• [WHAT THIS TASK INVOLVES]:
Quote each record exactly, please, leaving none out.

• [RECORDS PROVIDED]:
* * *
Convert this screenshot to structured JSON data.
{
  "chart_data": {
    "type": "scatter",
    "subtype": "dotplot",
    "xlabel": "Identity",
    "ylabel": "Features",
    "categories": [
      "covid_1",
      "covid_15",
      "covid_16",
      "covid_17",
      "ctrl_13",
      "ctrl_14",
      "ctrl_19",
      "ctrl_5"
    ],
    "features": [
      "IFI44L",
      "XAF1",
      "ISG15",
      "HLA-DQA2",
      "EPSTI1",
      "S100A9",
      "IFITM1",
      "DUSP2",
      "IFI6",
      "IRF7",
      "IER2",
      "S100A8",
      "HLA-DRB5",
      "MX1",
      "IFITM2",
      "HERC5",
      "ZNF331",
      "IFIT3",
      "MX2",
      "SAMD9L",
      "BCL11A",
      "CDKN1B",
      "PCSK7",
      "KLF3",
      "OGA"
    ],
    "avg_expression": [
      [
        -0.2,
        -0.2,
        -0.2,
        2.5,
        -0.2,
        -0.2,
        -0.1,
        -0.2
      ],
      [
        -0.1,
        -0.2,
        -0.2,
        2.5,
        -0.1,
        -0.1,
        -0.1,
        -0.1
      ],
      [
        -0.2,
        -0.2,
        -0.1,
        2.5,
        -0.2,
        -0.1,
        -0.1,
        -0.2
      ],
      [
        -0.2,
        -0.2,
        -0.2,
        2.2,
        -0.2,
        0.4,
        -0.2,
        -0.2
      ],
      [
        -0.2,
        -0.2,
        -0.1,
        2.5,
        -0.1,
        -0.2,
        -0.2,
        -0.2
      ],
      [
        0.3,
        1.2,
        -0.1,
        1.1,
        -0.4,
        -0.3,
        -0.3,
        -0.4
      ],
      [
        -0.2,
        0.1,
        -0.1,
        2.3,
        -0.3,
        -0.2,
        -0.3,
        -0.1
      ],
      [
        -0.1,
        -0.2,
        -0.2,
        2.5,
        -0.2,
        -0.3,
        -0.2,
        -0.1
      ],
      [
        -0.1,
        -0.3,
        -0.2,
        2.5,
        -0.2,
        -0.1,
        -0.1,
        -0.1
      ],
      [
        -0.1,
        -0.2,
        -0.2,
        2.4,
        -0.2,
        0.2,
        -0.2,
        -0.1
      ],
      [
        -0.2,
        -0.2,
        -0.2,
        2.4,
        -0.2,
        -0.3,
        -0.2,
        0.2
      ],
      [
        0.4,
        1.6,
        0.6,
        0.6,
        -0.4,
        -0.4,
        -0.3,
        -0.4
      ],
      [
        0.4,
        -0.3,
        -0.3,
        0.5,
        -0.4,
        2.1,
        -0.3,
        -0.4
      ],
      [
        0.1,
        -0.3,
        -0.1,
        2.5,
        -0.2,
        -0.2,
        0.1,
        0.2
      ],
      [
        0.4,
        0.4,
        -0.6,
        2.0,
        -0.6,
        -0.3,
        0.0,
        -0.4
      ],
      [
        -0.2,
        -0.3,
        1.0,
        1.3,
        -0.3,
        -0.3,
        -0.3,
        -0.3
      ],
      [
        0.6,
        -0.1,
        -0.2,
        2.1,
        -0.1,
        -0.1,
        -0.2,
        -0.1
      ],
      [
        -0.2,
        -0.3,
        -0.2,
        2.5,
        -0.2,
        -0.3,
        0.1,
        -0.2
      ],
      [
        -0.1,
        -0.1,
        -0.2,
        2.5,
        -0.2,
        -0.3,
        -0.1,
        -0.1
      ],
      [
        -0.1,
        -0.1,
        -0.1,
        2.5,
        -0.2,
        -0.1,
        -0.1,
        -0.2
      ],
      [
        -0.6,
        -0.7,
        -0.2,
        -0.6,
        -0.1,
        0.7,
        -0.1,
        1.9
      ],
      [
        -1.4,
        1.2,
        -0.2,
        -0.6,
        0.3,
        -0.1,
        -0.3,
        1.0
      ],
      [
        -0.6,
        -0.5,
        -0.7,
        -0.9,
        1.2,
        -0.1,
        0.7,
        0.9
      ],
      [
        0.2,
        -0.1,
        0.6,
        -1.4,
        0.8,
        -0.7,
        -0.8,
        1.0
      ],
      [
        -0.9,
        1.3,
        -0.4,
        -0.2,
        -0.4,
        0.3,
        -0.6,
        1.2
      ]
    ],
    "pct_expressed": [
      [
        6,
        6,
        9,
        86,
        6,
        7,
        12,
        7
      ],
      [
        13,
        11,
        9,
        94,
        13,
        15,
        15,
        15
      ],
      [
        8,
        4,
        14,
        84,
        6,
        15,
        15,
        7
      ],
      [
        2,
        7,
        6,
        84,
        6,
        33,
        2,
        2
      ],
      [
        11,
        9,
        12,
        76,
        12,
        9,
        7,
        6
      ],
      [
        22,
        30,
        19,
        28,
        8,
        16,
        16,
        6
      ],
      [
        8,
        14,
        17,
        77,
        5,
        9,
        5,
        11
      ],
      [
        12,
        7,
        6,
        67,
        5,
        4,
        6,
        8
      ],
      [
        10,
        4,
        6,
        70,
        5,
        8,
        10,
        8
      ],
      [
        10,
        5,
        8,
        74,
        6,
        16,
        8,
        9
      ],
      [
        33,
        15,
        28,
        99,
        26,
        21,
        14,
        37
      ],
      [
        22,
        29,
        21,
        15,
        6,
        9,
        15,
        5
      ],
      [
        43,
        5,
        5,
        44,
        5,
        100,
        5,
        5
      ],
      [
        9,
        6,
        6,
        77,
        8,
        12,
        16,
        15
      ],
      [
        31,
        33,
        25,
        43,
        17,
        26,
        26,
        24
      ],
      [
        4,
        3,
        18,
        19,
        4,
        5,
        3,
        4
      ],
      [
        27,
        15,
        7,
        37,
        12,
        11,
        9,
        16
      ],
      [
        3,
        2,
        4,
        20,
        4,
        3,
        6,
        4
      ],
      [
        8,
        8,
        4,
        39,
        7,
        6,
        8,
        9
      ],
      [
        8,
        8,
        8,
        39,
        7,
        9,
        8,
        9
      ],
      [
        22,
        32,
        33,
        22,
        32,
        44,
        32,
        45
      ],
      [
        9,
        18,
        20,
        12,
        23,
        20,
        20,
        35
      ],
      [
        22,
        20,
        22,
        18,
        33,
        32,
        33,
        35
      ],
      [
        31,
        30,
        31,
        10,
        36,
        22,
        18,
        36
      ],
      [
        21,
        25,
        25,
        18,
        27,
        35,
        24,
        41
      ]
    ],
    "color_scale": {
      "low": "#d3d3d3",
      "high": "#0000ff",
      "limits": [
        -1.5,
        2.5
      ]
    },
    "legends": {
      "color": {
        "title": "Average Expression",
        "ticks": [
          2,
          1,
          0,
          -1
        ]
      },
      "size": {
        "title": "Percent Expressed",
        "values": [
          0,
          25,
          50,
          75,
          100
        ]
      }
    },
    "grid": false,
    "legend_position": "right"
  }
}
* * *
• [EXERCISE ANSWER]:
Convert this screenshot to structured JSON data.
{
  "chart_data": {
    "type": "scatter",
    "subtype": "dotplot",
    "xlabel": "Identity",
    "ylabel": "Features",
    "categories": [
      "covid_1",
      "covid_15",
      "covid_16",
      "covid_17",
      "ctrl_13",
      "ctrl_14",
      "ctrl_19",
      "ctrl_5"
    ],
    "features": [
      "IFI44L",
      "XAF1",
      "ISG15",
      "HLA-DQA2",
      "EPSTI1",
      "S100A9",
      "IFITM1",
      "DUSP2",
      "IFI6",
      "IRF7",
      "IER2",
      "S100A8",
      "HLA-DRB5",
      "MX1",
      "IFITM2",
      "HERC5",
      "ZNF331",
      "IFIT3",
      "MX2",
      "SAMD9L",
      "BCL11A",
      "CDKN1B",
      "PCSK7",
      "KLF3",
      "OGA"
    ],
    "avg_expression": [
      [
        -0.2,
        -0.2,
        -0.2,
        2.5,
        -0.2,
        -0.2,
        -0.1,
        -0.2
      ],
      [
        -0.1,
        -0.2,
        -0.2,
        2.5,
        -0.1,
        -0.1,
        -0.1,
        -0.1
      ],
      [
        -0.2,
        -0.2,
        -0.1,
        2.5,
        -0.2,
        -0.1,
        -0.1,
        -0.2
      ],
      [
        -0.2,
        -0.2,
        -0.2,
        2.2,
        -0.2,
        0.4,
        -0.2,
        -0.2
      ],
      [
        -0.2,
        -0.2,
        -0.1,
        2.5,
        -0.1,
        -0.2,
        -0.2,
        -0.2
      ],
      [
        0.3,
        1.2,
        -0.1,
        1.1,
        -0.4,
        -0.3,
        -0.3,
        -0.4
      ],
      [
        -0.2,
        0.1,
        -0.1,
        2.3,
        -0.3,
        -0.2,
        -0.3,
        -0.1
      ],
      [
        -0.1,
        -0.2,
        -0.2,
        2.5,
        -0.2,
        -0.3,
        -0.2,
        -0.1
      ],
      [
        -0.1,
        -0.3,
        -0.2,
        2.5,
        -0.2,
        -0.1,
        -0.1,
        -0.1
      ],
      [
        -0.1,
        -0.2,
        -0.2,
        2.4,
        -0.2,
        0.2,
        -0.2,
        -0.1
      ],
      [
        -0.2,
        -0.2,
        -0.2,
        2.4,
        -0.2,
        -0.3,
        -0.2,
        0.2
      ],
      [
        0.4,
        1.6,
        0.6,
        0.6,
        -0.4,
        -0.4,
        -0.3,
        -0.4
      ],
      [
        0.4,
        -0.3,
        -0.3,
        0.5,
        -0.4,
        2.1,
        -0.3,
        -0.4
      ],
      [
        0.1,
        -0.3,
        -0.1,
        2.5,
        -0.2,
        -0.2,
        0.1,
        0.2
      ],
      [
        0.4,
        0.4,
        -0.6,
        2.0,
        -0.6,
        -0.3,
        0.0,
        -0.4
      ],
      [
        -0.2,
        -0.3,
        1.0,
        1.3,
        -0.3,
        -0.3,
        -0.3,
        -0.3
      ],
      [
        0.6,
        -0.1,
        -0.2,
        2.1,
        -0.1,
        -0.1,
        -0.2,
        -0.1
      ],
      [
        -0.2,
        -0.3,
        -0.2,
        2.5,
        -0.2,
        -0.3,
        0.1,
        -0.2
      ],
      [
        -0.1,
        -0.1,
        -0.2,
        2.5,
        -0.2,
        -0.3,
        -0.1,
        -0.1
      ],
      [
        -0.1,
        -0.1,
        -0.1,
        2.5,
        -0.2,
        -0.1,
        -0.1,
        -0.2
      ],
      [
        -0.6,
        -0.7,
        -0.2,
        -0.6,
        -0.1,
        0.7,
        -0.1,
        1.9
      ],
      [
        -1.4,
        1.2,
        -0.2,
        -0.6,
        0.3,
        -0.1,
        -0.3,
        1.0
      ],
      [
        -0.6,
        -0.5,
        -0.7,
        -0.9,
        1.2,
        -0.1,
        0.7,
        0.9
      ],
      [
        0.2,
        -0.1,
        0.6,
        -1.4,
        0.8,
        -0.7,
        -0.8,
        1.0
      ],
      [
        -0.9,
        1.3,
        -0.4,
        -0.2,
        -0.4,
        0.3,
        -0.6,
        1.2
      ]
    ],
    "pct_expressed": [
      [
        6,
        6,
        9,
        86,
        6,
        7,
        12,
        7
      ],
      [
        13,
        11,
        9,
        94,
        13,
        15,
        15,
        15
      ],
      [
        8,
        4,
        14,
        84,
        6,
        15,
        15,
        7
      ],
      [
        2,
        7,
        6,
        84,
        6,
        33,
        2,
        2
      ],
      [
        11,
        9,
        12,
        76,
        12,
        9,
        7,
        6
      ],
      [
        22,
        30,
        19,
        28,
        8,
        16,
        16,
        6
      ],
      [
        8,
        14,
        17,
        77,
        5,
        9,
        5,
        11
      ],
      [
        12,
        7,
        6,
        67,
        5,
        4,
        6,
        8
      ],
      [
        10,
        4,
        6,
        70,
        5,
        8,
        10,
        8
      ],
      [
        10,
        5,
        8,
        74,
        6,
        16,
        8,
        9
      ],
      [
        33,
        15,
        28,
        99,
        26,
        21,
        14,
        37
      ],
      [
        22,
        29,
        21,
        15,
        6,
        9,
        15,
        5
      ],
      [
        43,
        5,
        5,
        44,
        5,
        100,
        5,
        5
      ],
      [
        9,
        6,
        6,
        77,
        8,
        12,
        16,
        15
      ],
      [
        31,
        33,
        25,
        43,
        17,
        26,
        26,
        24
      ],
      [
        4,
        3,
        18,
        19,
        4,
        5,
        3,
        4
      ],
      [
        27,
        15,
        7,
        37,
        12,
        11,
        9,
        16
      ],
      [
        3,
        2,
        4,
        20,
        4,
        3,
        6,
        4
      ],
      [
        8,
        8,
        4,
        39,
        7,
        6,
        8,
        9
      ],
      [
        8,
        8,
        8,
        39,
        7,
        9,
        8,
        9
      ],
      [
        22,
        32,
        33,
        22,
        32,
        44,
        32,
        45
      ],
      [
        9,
        18,
        20,
        12,
        23,
        20,
        20,
        35
      ],
      [
        22,
        20,
        22,
        18,
        33,
        32,
        33,
        35
      ],
      [
        31,
        30,
        31,
        10,
        36,
        22,
        18,
        36
      ],
      [
        21,
        25,
        25,
        18,
        27,
        35,
        24,
        41
      ]
    ],
    "color_scale": {
      "low": "#d3d3d3",
      "high": "#0000ff",
      "limits": [
        -1.5,
        2.5
      ]
    },
    "legends": {
      "color": {
        "title": "Average Expression",
        "ticks": [
          2,
          1,
          0,
          -1
        ]
      },
      "size": {
        "title": "Percent Expressed",
        "values": [
          0,
          25,
          50,
          75,
          100
        ]
      }
    },
    "grid": false,
    "legend_position": "right"
  }
}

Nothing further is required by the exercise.